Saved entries
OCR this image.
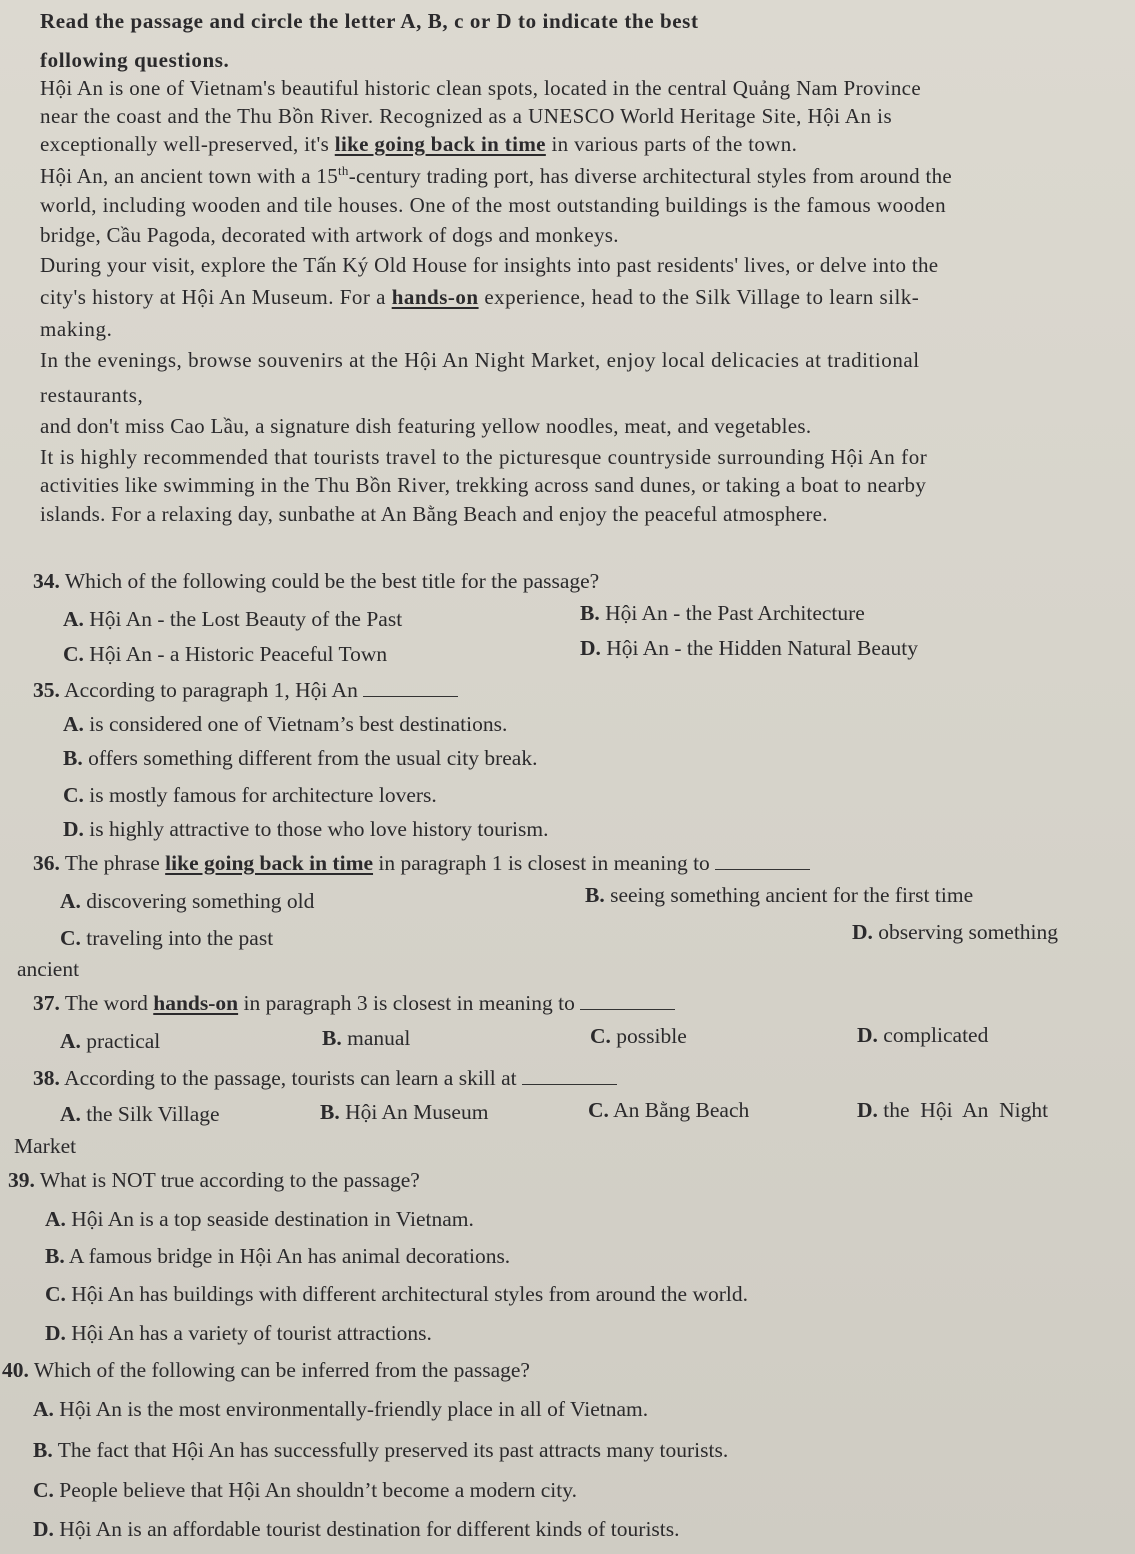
Read the passage and circle the letter A, B, c or D to indicate the best
following questions.
Hội An is one of Vietnam's beautiful historic clean spots, located in the central Quảng Nam Province
near the coast and the Thu Bồn River. Recognized as a UNESCO World Heritage Site, Hội An is
exceptionally well-preserved, it's like going back in time in various parts of the town.
Hội An, an ancient town with a 15th-century trading port, has diverse architectural styles from around the
world, including wooden and tile houses. One of the most outstanding buildings is the famous wooden
bridge, Cầu Pagoda, decorated with artwork of dogs and monkeys.
During your visit, explore the Tấn Ký Old House for insights into past residents' lives, or delve into the
city's history at Hội An Museum. For a hands-on experience, head to the Silk Village to learn silk-
making.
In the evenings, browse souvenirs at the Hội An Night Market, enjoy local delicacies at traditional
restaurants,
and don't miss Cao Lầu, a signature dish featuring yellow noodles, meat, and vegetables.
It is highly recommended that tourists travel to the picturesque countryside surrounding Hội An for
activities like swimming in the Thu Bồn River, trekking across sand dunes, or taking a boat to nearby
islands. For a relaxing day, sunbathe at An Bằng Beach and enjoy the peaceful atmosphere.
34. Which of the following could be the best title for the passage?
A. Hội An - the Lost Beauty of the Past	B. Hội An - the Past Architecture
C. Hội An - a Historic Peaceful Town	D. Hội An - the Hidden Natural Beauty
35. According to paragraph 1, Hội An
A. is considered one of Vietnam’s best destinations.
B. offers something different from the usual city break.
C. is mostly famous for architecture lovers.
D. is highly attractive to those who love history tourism.
36. The phrase like going back in time in paragraph 1 is closest in meaning to
A. discovering something old	B. seeing something ancient for the first time
C. traveling into the past	D. observing something
ancient
37. The word hands-on in paragraph 3 is closest in meaning to
A. practical	B. manual	C. possible	D. complicated
38. According to the passage, tourists can learn a skill at
A. the Silk Village	B. Hội An Museum	C. An Bằng Beach	D. the  Hội  An  Night
Market
39. What is NOT true according to the passage?
A. Hội An is a top seaside destination in Vietnam.
B. A famous bridge in Hội An has animal decorations.
C. Hội An has buildings with different architectural styles from around the world.
D. Hội An has a variety of tourist attractions.
40. Which of the following can be inferred from the passage?
A. Hội An is the most environmentally-friendly place in all of Vietnam.
B. The fact that Hội An has successfully preserved its past attracts many tourists.
C. People believe that Hội An shouldn’t become a modern city.
D. Hội An is an affordable tourist destination for different kinds of tourists.
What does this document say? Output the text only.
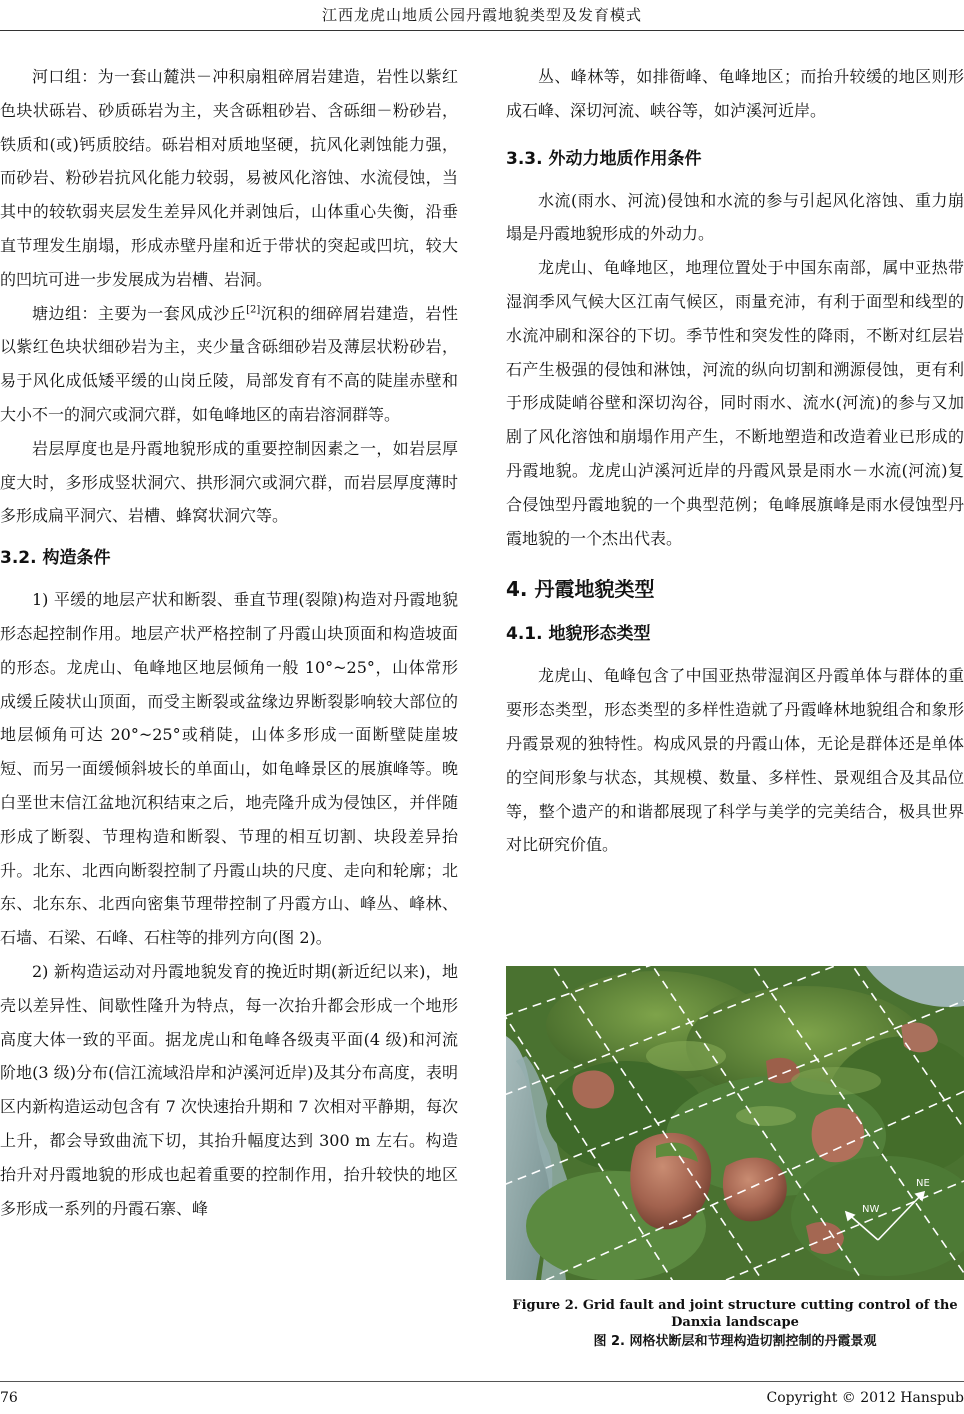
江西龙虎山地质公园丹霞地貌类型及发育模式

河口组：为一套山麓洪－冲积扇粗碎屑岩建造，岩性以紫红色块状砾岩、砂质砾岩为主，夹含砾粗砂岩、含砾细－粉砂岩，铁质和(或)钙质胶结。砾岩相对质地坚硬，抗风化剥蚀能力强，而砂岩、粉砂岩抗风化能力较弱，易被风化溶蚀、水流侵蚀，当其中的较软弱夹层发生差异风化并剥蚀后，山体重心失衡，沿垂直节理发生崩塌，形成赤壁丹崖和近于带状的突起或凹坑，较大的凹坑可进一步发展成为岩槽、岩洞。

塘边组：主要为一套风成沙丘[2]沉积的细碎屑岩建造，岩性以紫红色块状细砂岩为主，夹少量含砾细砂岩及薄层状粉砂岩，易于风化成低矮平缓的山岗丘陵，局部发育有不高的陡崖赤壁和大小不一的洞穴或洞穴群，如龟峰地区的南岩溶洞群等。

岩层厚度也是丹霞地貌形成的重要控制因素之一，如岩层厚度大时，多形成竖状洞穴、拱形洞穴或洞穴群，而岩层厚度薄时多形成扁平洞穴、岩槽、蜂窝状洞穴等。

3.2. 构造条件

1) 平缓的地层产状和断裂、垂直节理(裂隙)构造对丹霞地貌形态起控制作用。地层产状严格控制了丹霞山块顶面和构造坡面的形态。龙虎山、龟峰地区地层倾角一般 10°~25°，山体常形成缓丘陵状山顶面，而受主断裂或盆缘边界断裂影响较大部位的地层倾角可达 20°~25°或稍陡，山体多形成一面断壁陡崖坡短、而另一面缓倾斜坡长的单面山，如龟峰景区的展旗峰等。晚白垩世末信江盆地沉积结束之后，地壳隆升成为侵蚀区，并伴随形成了断裂、节理构造和断裂、节理的相互切割、块段差异抬升。北东、北西向断裂控制了丹霞山块的尺度、走向和轮廓；北东、北东东、北西向密集节理带控制了丹霞方山、峰丛、峰林、石墙、石梁、石峰、石柱等的排列方向(图 2)。

2) 新构造运动对丹霞地貌发育的挽近时期(新近纪以来)，地壳以差异性、间歇性隆升为特点，每一次抬升都会形成一个地形高度大体一致的平面。据龙虎山和龟峰各级夷平面(4 级)和河流阶地(3 级)分布(信江流域沿岸和泸溪河近岸)及其分布高度，表明区内新构造运动包含有 7 次快速抬升期和 7 次相对平静期，每次上升，都会导致曲流下切，其抬升幅度达到 300 m 左右。构造抬升对丹霞地貌的形成也起着重要的控制作用，抬升较快的地区多形成一系列的丹霞石寨、峰

丛、峰林等，如排衙峰、龟峰地区；而抬升较缓的地区则形成石峰、深切河流、峡谷等，如泸溪河近岸。

3.3. 外动力地质作用条件

水流(雨水、河流)侵蚀和水流的参与引起风化溶蚀、重力崩塌是丹霞地貌形成的外动力。

龙虎山、龟峰地区，地理位置处于中国东南部，属中亚热带湿润季风气候大区江南气候区，雨量充沛，有利于面型和线型的水流冲刷和深谷的下切。季节性和突发性的降雨，不断对红层岩石产生极强的侵蚀和淋蚀，河流的纵向切割和溯源侵蚀，更有利于形成陡峭谷壁和深切沟谷，同时雨水、流水(河流)的参与又加剧了风化溶蚀和崩塌作用产生，不断地塑造和改造着业已形成的丹霞地貌。龙虎山泸溪河近岸的丹霞风景是雨水－水流(河流)复合侵蚀型丹霞地貌的一个典型范例；龟峰展旗峰是雨水侵蚀型丹霞地貌的一个杰出代表。

4. 丹霞地貌类型
4.1. 地貌形态类型

龙虎山、龟峰包含了中国亚热带湿润区丹霞单体与群体的重要形态类型，形态类型的多样性造就了丹霞峰林地貌组合和象形丹霞景观的独特性。构成风景的丹霞山体，无论是群体还是单体的空间形象与状态，其规模、数量、多样性、景观组合及其品位等，整个遗产的和谐都展现了科学与美学的完美结合，极具世界对比研究价值。

NE
NW
Figure 2. Grid fault and joint structure cutting control of the Danxia landscape
图 2. 网格状断层和节理构造切割控制的丹霞景观
76	Copyright © 2012 Hanspub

GIVEN EXERCISE –
Omit pictures; set down the rest of the material word for word.

THE REPLY –
OCR this image.
Read the passage and circle the letter A, B, c or D to indicate the best
following questions.
Hội An is one of Vietnam's beautiful historic clean spots, located in the central Quảng Nam Province
near the coast and the Thu Bồn River. Recognized as a UNESCO World Heritage Site, Hội An is
exceptionally well-preserved, it's like going back in time in various parts of the town.
Hội An, an ancient town with a 15th-century trading port, has diverse architectural styles from around the
world, including wooden and tile houses. One of the most outstanding buildings is the famous wooden
bridge, Cầu Pagoda, decorated with artwork of dogs and monkeys.
During your visit, explore the Tấn Ký Old House for insights into past residents' lives, or delve into the
city's history at Hội An Museum. For a hands-on experience, head to the Silk Village to learn silk-
making.
In the evenings, browse souvenirs at the Hội An Night Market, enjoy local delicacies at traditional
restaurants,
and don't miss Cao Lầu, a signature dish featuring yellow noodles, meat, and vegetables.
It is highly recommended that tourists travel to the picturesque countryside surrounding Hội An for
activities like swimming in the Thu Bồn River, trekking across sand dunes, or taking a boat to nearby
islands. For a relaxing day, sunbathe at An Bằng Beach and enjoy the peaceful atmosphere.
34. Which of the following could be the best title for the passage?
A. Hội An - the Lost Beauty of the Past	B. Hội An - the Past Architecture
C. Hội An - a Historic Peaceful Town	D. Hội An - the Hidden Natural Beauty
35. According to paragraph 1, Hội An
A. is considered one of Vietnam’s best destinations.
B. offers something different from the usual city break.
C. is mostly famous for architecture lovers.
D. is highly attractive to those who love history tourism.
36. The phrase like going back in time in paragraph 1 is closest in meaning to
A. discovering something old	B. seeing something ancient for the first time
C. traveling into the past	D. observing something
ancient
37. The word hands-on in paragraph 3 is closest in meaning to
A. practical	B. manual	C. possible	D. complicated
38. According to the passage, tourists can learn a skill at
A. the Silk Village	B. Hội An Museum	C. An Bằng Beach	D. the  Hội  An  Night
Market
39. What is NOT true according to the passage?
A. Hội An is a top seaside destination in Vietnam.
B. A famous bridge in Hội An has animal decorations.
C. Hội An has buildings with different architectural styles from around the world.
D. Hội An has a variety of tourist attractions.
40. Which of the following can be inferred from the passage?
A. Hội An is the most environmentally-friendly place in all of Vietnam.
B. The fact that Hội An has successfully preserved its past attracts many tourists.
C. People believe that Hội An shouldn’t become a modern city.
D. Hội An is an affordable tourist destination for different kinds of tourists.
What does this document say? Output the text only.
江西龙虎山地质公园丹霞地貌类型及发育模式

河口组：为一套山麓洪－冲积扇粗碎屑岩建造，岩性以紫红色块状砾岩、砂质砾岩为主，夹含砾粗砂岩、含砾细－粉砂岩，铁质和(或)钙质胶结。砾岩相对质地坚硬，抗风化剥蚀能力强，而砂岩、粉砂岩抗风化能力较弱，易被风化溶蚀、水流侵蚀，当其中的较软弱夹层发生差异风化并剥蚀后，山体重心失衡，沿垂直节理发生崩塌，形成赤壁丹崖和近于带状的突起或凹坑，较大的凹坑可进一步发展成为岩槽、岩洞。

塘边组：主要为一套风成沙丘[2]沉积的细碎屑岩建造，岩性以紫红色块状细砂岩为主，夹少量含砾细砂岩及薄层状粉砂岩，易于风化成低矮平缓的山岗丘陵，局部发育有不高的陡崖赤壁和大小不一的洞穴或洞穴群，如龟峰地区的南岩溶洞群等。

岩层厚度也是丹霞地貌形成的重要控制因素之一，如岩层厚度大时，多形成竖状洞穴、拱形洞穴或洞穴群，而岩层厚度薄时多形成扁平洞穴、岩槽、蜂窝状洞穴等。

3.2. 构造条件

1) 平缓的地层产状和断裂、垂直节理(裂隙)构造对丹霞地貌形态起控制作用。地层产状严格控制了丹霞山块顶面和构造坡面的形态。龙虎山、龟峰地区地层倾角一般 10°~25°，山体常形成缓丘陵状山顶面，而受主断裂或盆缘边界断裂影响较大部位的地层倾角可达 20°~25°或稍陡，山体多形成一面断壁陡崖坡短、而另一面缓倾斜坡长的单面山，如龟峰景区的展旗峰等。晚白垩世末信江盆地沉积结束之后，地壳隆升成为侵蚀区，并伴随形成了断裂、节理构造和断裂、节理的相互切割、块段差异抬升。北东、北西向断裂控制了丹霞山块的尺度、走向和轮廓；北东、北东东、北西向密集节理带控制了丹霞方山、峰丛、峰林、石墙、石梁、石峰、石柱等的排列方向(图 2)。

2) 新构造运动对丹霞地貌发育的挽近时期(新近纪以来)，地壳以差异性、间歇性隆升为特点，每一次抬升都会形成一个地形高度大体一致的平面。据龙虎山和龟峰各级夷平面(4 级)和河流阶地(3 级)分布(信江流域沿岸和泸溪河近岸)及其分布高度，表明区内新构造运动包含有 7 次快速抬升期和 7 次相对平静期，每次上升，都会导致曲流下切，其抬升幅度达到 300 m 左右。构造抬升对丹霞地貌的形成也起着重要的控制作用，抬升较快的地区多形成一系列的丹霞石寨、峰

丛、峰林等，如排衙峰、龟峰地区；而抬升较缓的地区则形成石峰、深切河流、峡谷等，如泸溪河近岸。

3.3. 外动力地质作用条件

水流(雨水、河流)侵蚀和水流的参与引起风化溶蚀、重力崩塌是丹霞地貌形成的外动力。

龙虎山、龟峰地区，地理位置处于中国东南部，属中亚热带湿润季风气候大区江南气候区，雨量充沛，有利于面型和线型的水流冲刷和深谷的下切。季节性和突发性的降雨，不断对红层岩石产生极强的侵蚀和淋蚀，河流的纵向切割和溯源侵蚀，更有利于形成陡峭谷壁和深切沟谷，同时雨水、流水(河流)的参与又加剧了风化溶蚀和崩塌作用产生，不断地塑造和改造着业已形成的丹霞地貌。龙虎山泸溪河近岸的丹霞风景是雨水－水流(河流)复合侵蚀型丹霞地貌的一个典型范例；龟峰展旗峰是雨水侵蚀型丹霞地貌的一个杰出代表。

4. 丹霞地貌类型
4.1. 地貌形态类型

龙虎山、龟峰包含了中国亚热带湿润区丹霞单体与群体的重要形态类型，形态类型的多样性造就了丹霞峰林地貌组合和象形丹霞景观的独特性。构成风景的丹霞山体，无论是群体还是单体的空间形象与状态，其规模、数量、多样性、景观组合及其品位等，整个遗产的和谐都展现了科学与美学的完美结合，极具世界对比研究价值。

NE
NW
Figure 2. Grid fault and joint structure cutting control of the Danxia landscape
图 2. 网格状断层和节理构造切割控制的丹霞景观
76	Copyright © 2012 Hanspub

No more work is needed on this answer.